# Stated problem
Count every line in the entries that contains "case". Report that count alone.

─── Supplied material

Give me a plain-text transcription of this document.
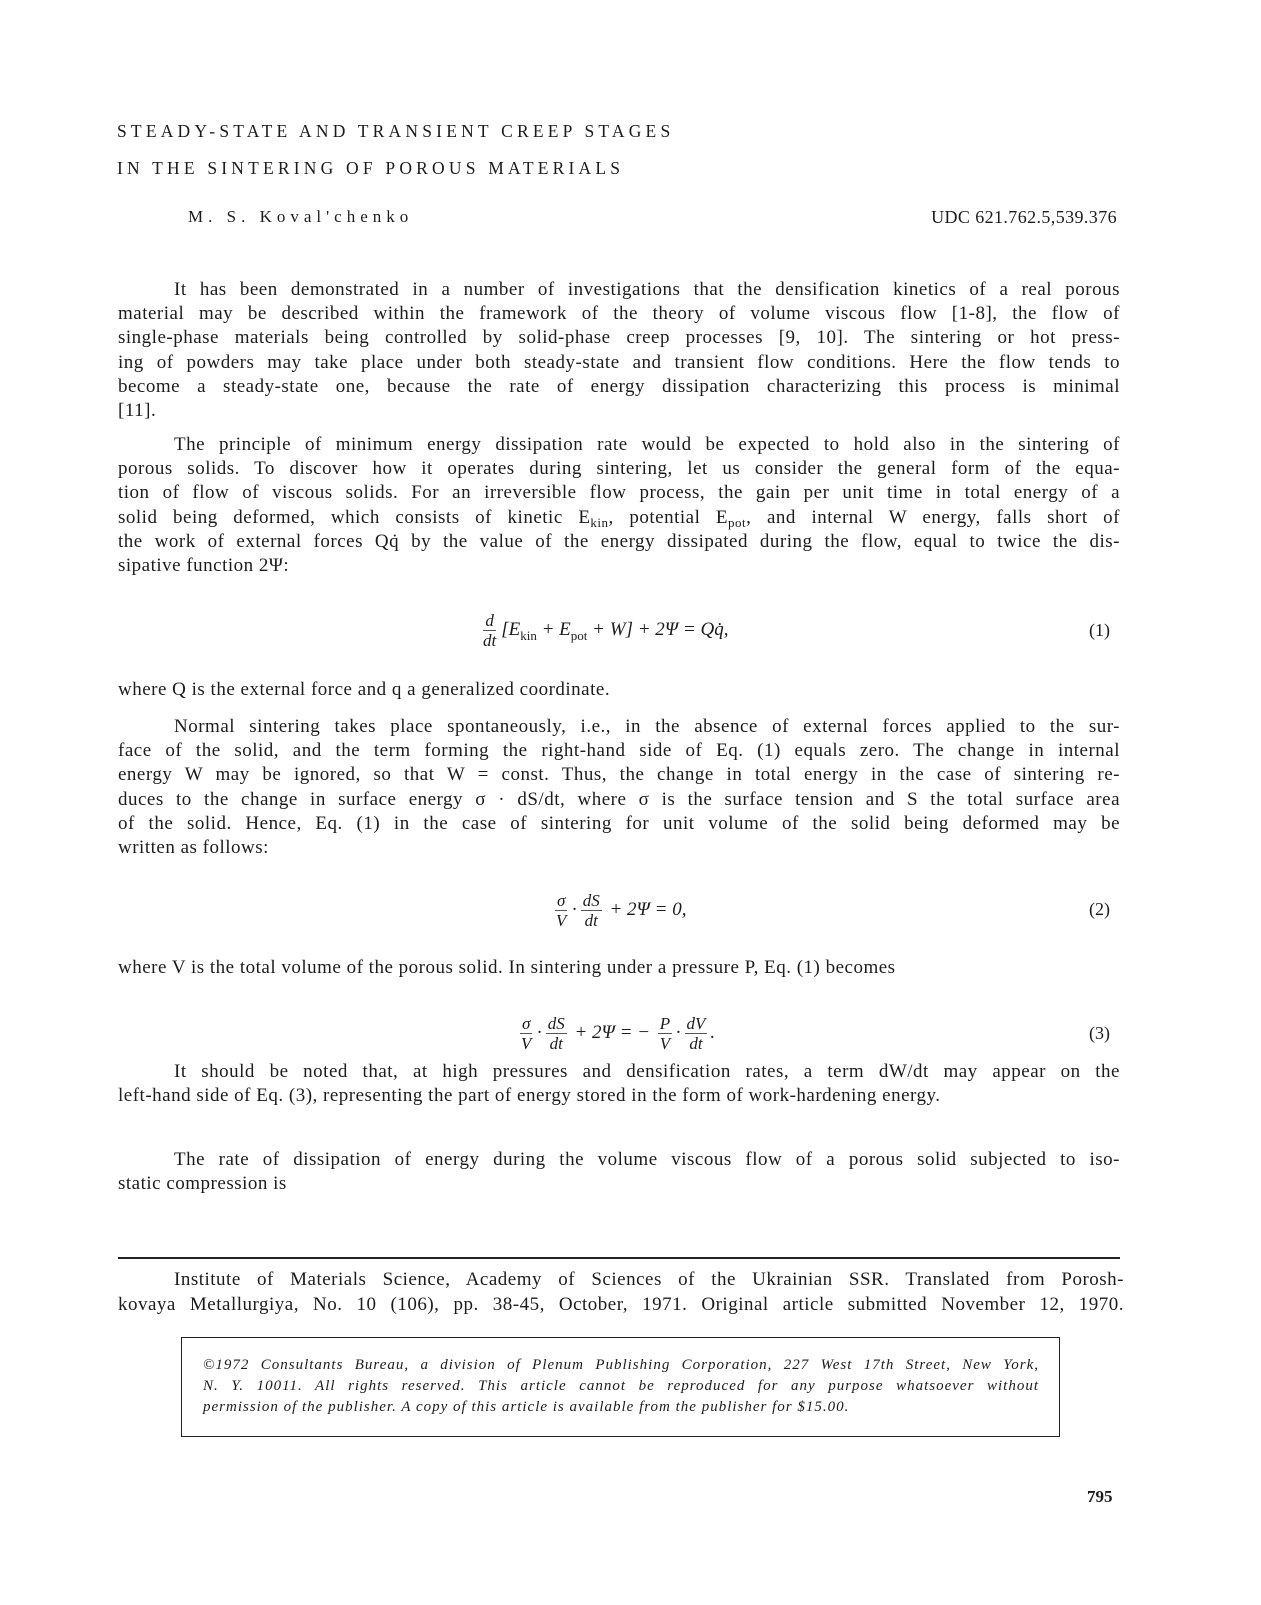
STEADY-STATE AND TRANSIENT CREEP STAGES
IN THE SINTERING OF POROUS MATERIALS
M. S. Koval'chenko	UDC 621.762.5,539.376
It has been demonstrated in a number of investigations that the densification kinetics of a real porous
material may be described within the framework of the theory of volume viscous flow [1-8], the flow of
single-phase materials being controlled by solid-phase creep processes [9, 10]. The sintering or hot press-
ing of powders may take place under both steady-state and transient flow conditions. Here the flow tends to
become a steady-state one, because the rate of energy dissipation characterizing this process is minimal
[11].
The principle of minimum energy dissipation rate would be expected to hold also in the sintering of
porous solids. To discover how it operates during sintering, let us consider the general form of the equa-
tion of flow of viscous solids. For an irreversible flow process, the gain per unit time in total energy of a
solid being deformed, which consists of kinetic $E_{kin}$, potential $E_{pot}$, and internal W energy, falls short of
the work of external forces Qq̇ by the value of the energy dissipated during the flow, equal to twice the dis-
sipative function 2Ψ:
$\frac{d}{dt} [E$ kin + E pot + W] + 2Ψ = Qq̇,	(1)
where Q is the external force and q a generalized coordinate.
Normal sintering takes place spontaneously, i.e., in the absence of external forces applied to the sur-
face of the solid, and the term forming the right-hand side of Eq. (1) equals zero. The change in internal
energy W may be ignored, so that W = const. Thus, the change in total energy in the case of sintering re-
duces to the change in surface energy σ · dS/dt, where σ is the surface tension and S the total surface area
of the solid. Hence, Eq. (1) in the case of sintering for unit volume of the solid being deformed may be
written as follows:
$\frac{\sigma}{V} \cdot \frac{dS}{dt} + 2\Psi = 0$,	(2)
where V is the total volume of the porous solid. In sintering under a pressure P, Eq. (1) becomes
$\frac{\sigma}{V} \cdot \frac{dS}{dt} + 2\Psi$ = − $\frac{P}{V} \cdot \frac{dV}{dt}$ .	(3)
It should be noted that, at high pressures and densification rates, a term dW/dt may appear on the
left-hand side of Eq. (3), representing the part of energy stored in the form of work-hardening energy.
The rate of dissipation of energy during the volume viscous flow of a porous solid subjected to iso-
static compression is
Institute of Materials Science, Academy of Sciences of the Ukrainian SSR. Translated from Porosh-
kovaya Metallurgiya, No. 10 (106), pp. 38-45, October, 1971. Original article submitted November 12, 1970.
©1972 Consultants Bureau, a division of Plenum Publishing Corporation, 227 West 17th Street, New York,
N. Y. 10011. All rights reserved. This article cannot be reproduced for any purpose whatsoever without
permission of the publisher. A copy of this article is available from the publisher for $15.00.
795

──────

# Answer to this problem
2